▶ **Given request**: Reproduce the records that follow in full, excluding any picture they contain.

▶ **Task material**:
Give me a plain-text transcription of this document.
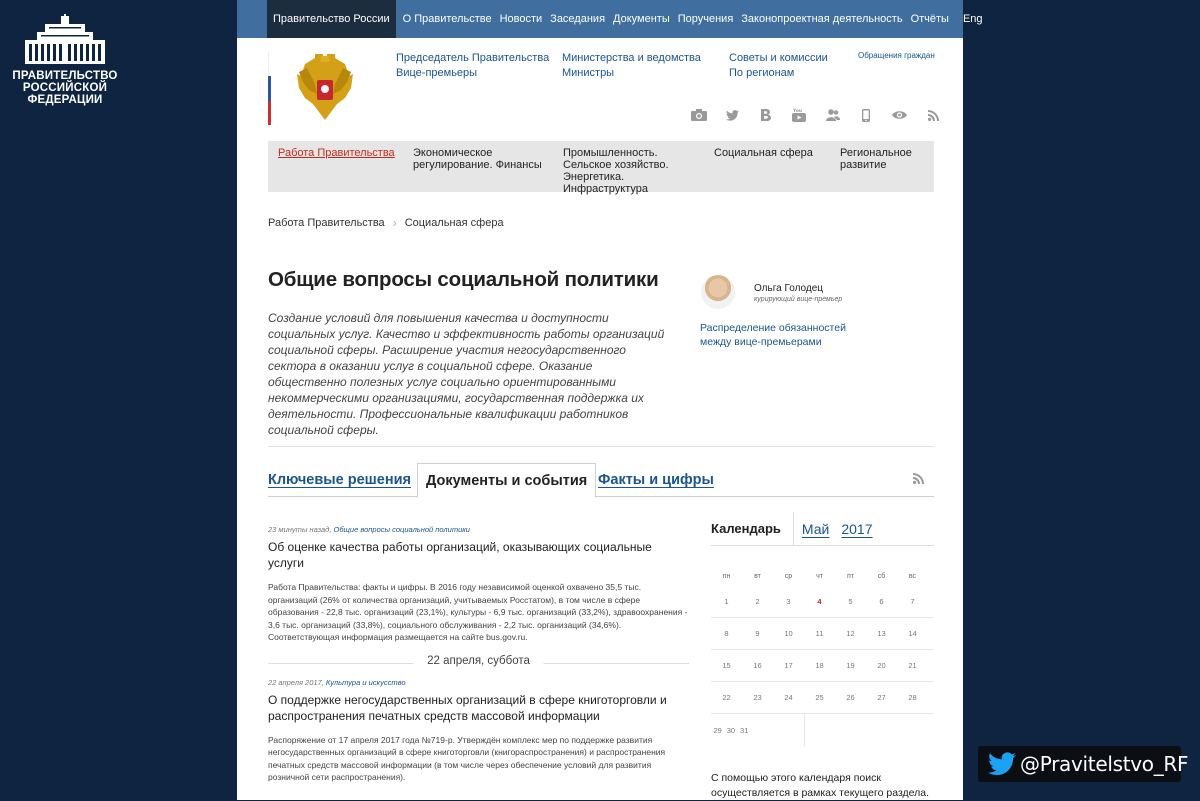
ПРАВИТЕЛЬСТВО
РОССИЙСКОЙ
ФЕДЕРАЦИИ
@Pravitelstvo_RF
Правительство России	О Правительстве Новости Заседания Документы Поручения Законопроектная деятельность Отчёты	Eng
Председатель Правительства
Вице-премьеры
Министерства и ведомства
Министры
Советы и комиссии
По регионам
Обращения граждан
You
Работа Правительства Экономическое регулирование. Финансы
Промышленность. Сельское хозяйство. Энергетика. Инфраструктура
Социальная сфера Региональное развитие
Работа Правительства › Социальная сфера
Общие вопросы социальной политики

Создание условий для повышения качества и доступности социальных услуг. Качество и эффективность работы организаций социальной сферы. Расширение участия негосударственного сектора в оказании услуг в социальной сфере. Оказание общественно полезных услуг социально ориентированными некоммерческими организациями, государственная поддержка их деятельности. Профессиональные квалификации работников социальной сферы.

Ольга Голодец
курирующий вице-премьер
Распределение обязанностей между вице-премьерами
Ключевые решения	Документы и события Факты и цифры
23 минуты назад, Общие вопросы социальной политики
Об оценке качества работы организаций, оказывающих социальные услуги
Работа Правительства: факты и цифры. В 2016 году независимой оценкой охвачено 35,5 тыс. организаций (26% от количества организаций, учитываемых Росстатом), в том числе в сфере образования - 22,8 тыс. организаций (23,1%), культуры - 6,9 тыс. организаций (33,2%), здравоохранения - 3,6 тыс. организаций (33,8%), социального обслуживания - 2,2 тыс. организаций (34,6%). Соответствующая информация размещается на сайте bus.gov.ru.
22 апреля, суббота
22 апреля 2017, Культура и искусство
О поддержке негосударственных организаций в сфере книготорговли и распространения печатных средств массовой информации
Распоряжение от 17 апреля 2017 года №719-р. Утверждён комплекс мер по поддержке развития негосударственных организаций в сфере книготорговли (книгораспространения) и распространения печатных средств массовой информации (в том числе через обеспечение условий для развития розничной сети распространения).
Календарь	Май 2017
пн	вт	ср	чт	пт	сб	вс
1	2	3	4	5	6	7
8	9	10	11	12	13	14
15	16	17	18	19	20	21
22	23	24	25	26	27	28
29 30 31
С помощью этого календаря поиск осуществляется в рамках текущего раздела.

▶ **Correct output**:
Give me a plain-text transcription of this document.
ПРАВИТЕЛЬСТВО
РОССИЙСКОЙ
ФЕДЕРАЦИИ
@Pravitelstvo_RF
Правительство России	О Правительстве Новости Заседания Документы Поручения Законопроектная деятельность Отчёты	Eng
Председатель Правительства
Вице-премьеры
Министерства и ведомства
Министры
Советы и комиссии
По регионам
Обращения граждан
You
Работа Правительства Экономическое регулирование. Финансы
Промышленность. Сельское хозяйство. Энергетика. Инфраструктура
Социальная сфера Региональное развитие
Работа Правительства › Социальная сфера
Общие вопросы социальной политики

Создание условий для повышения качества и доступности социальных услуг. Качество и эффективность работы организаций социальной сферы. Расширение участия негосударственного сектора в оказании услуг в социальной сфере. Оказание общественно полезных услуг социально ориентированными некоммерческими организациями, государственная поддержка их деятельности. Профессиональные квалификации работников социальной сферы.

Ольга Голодец
курирующий вице-премьер
Распределение обязанностей между вице-премьерами
Ключевые решения	Документы и события Факты и цифры
23 минуты назад, Общие вопросы социальной политики
Об оценке качества работы организаций, оказывающих социальные услуги
Работа Правительства: факты и цифры. В 2016 году независимой оценкой охвачено 35,5 тыс. организаций (26% от количества организаций, учитываемых Росстатом), в том числе в сфере образования - 22,8 тыс. организаций (23,1%), культуры - 6,9 тыс. организаций (33,2%), здравоохранения - 3,6 тыс. организаций (33,8%), социального обслуживания - 2,2 тыс. организаций (34,6%). Соответствующая информация размещается на сайте bus.gov.ru.
22 апреля, суббота
22 апреля 2017, Культура и искусство
О поддержке негосударственных организаций в сфере книготорговли и распространения печатных средств массовой информации
Распоряжение от 17 апреля 2017 года №719-р. Утверждён комплекс мер по поддержке развития негосударственных организаций в сфере книготорговли (книгораспространения) и распространения печатных средств массовой информации (в том числе через обеспечение условий для развития розничной сети распространения).
Календарь	Май 2017
пн	вт	ср	чт	пт	сб	вс
1	2	3	4	5	6	7
8	9	10	11	12	13	14
15	16	17	18	19	20	21
22	23	24	25	26	27	28
29 30 31
С помощью этого календаря поиск осуществляется в рамках текущего раздела.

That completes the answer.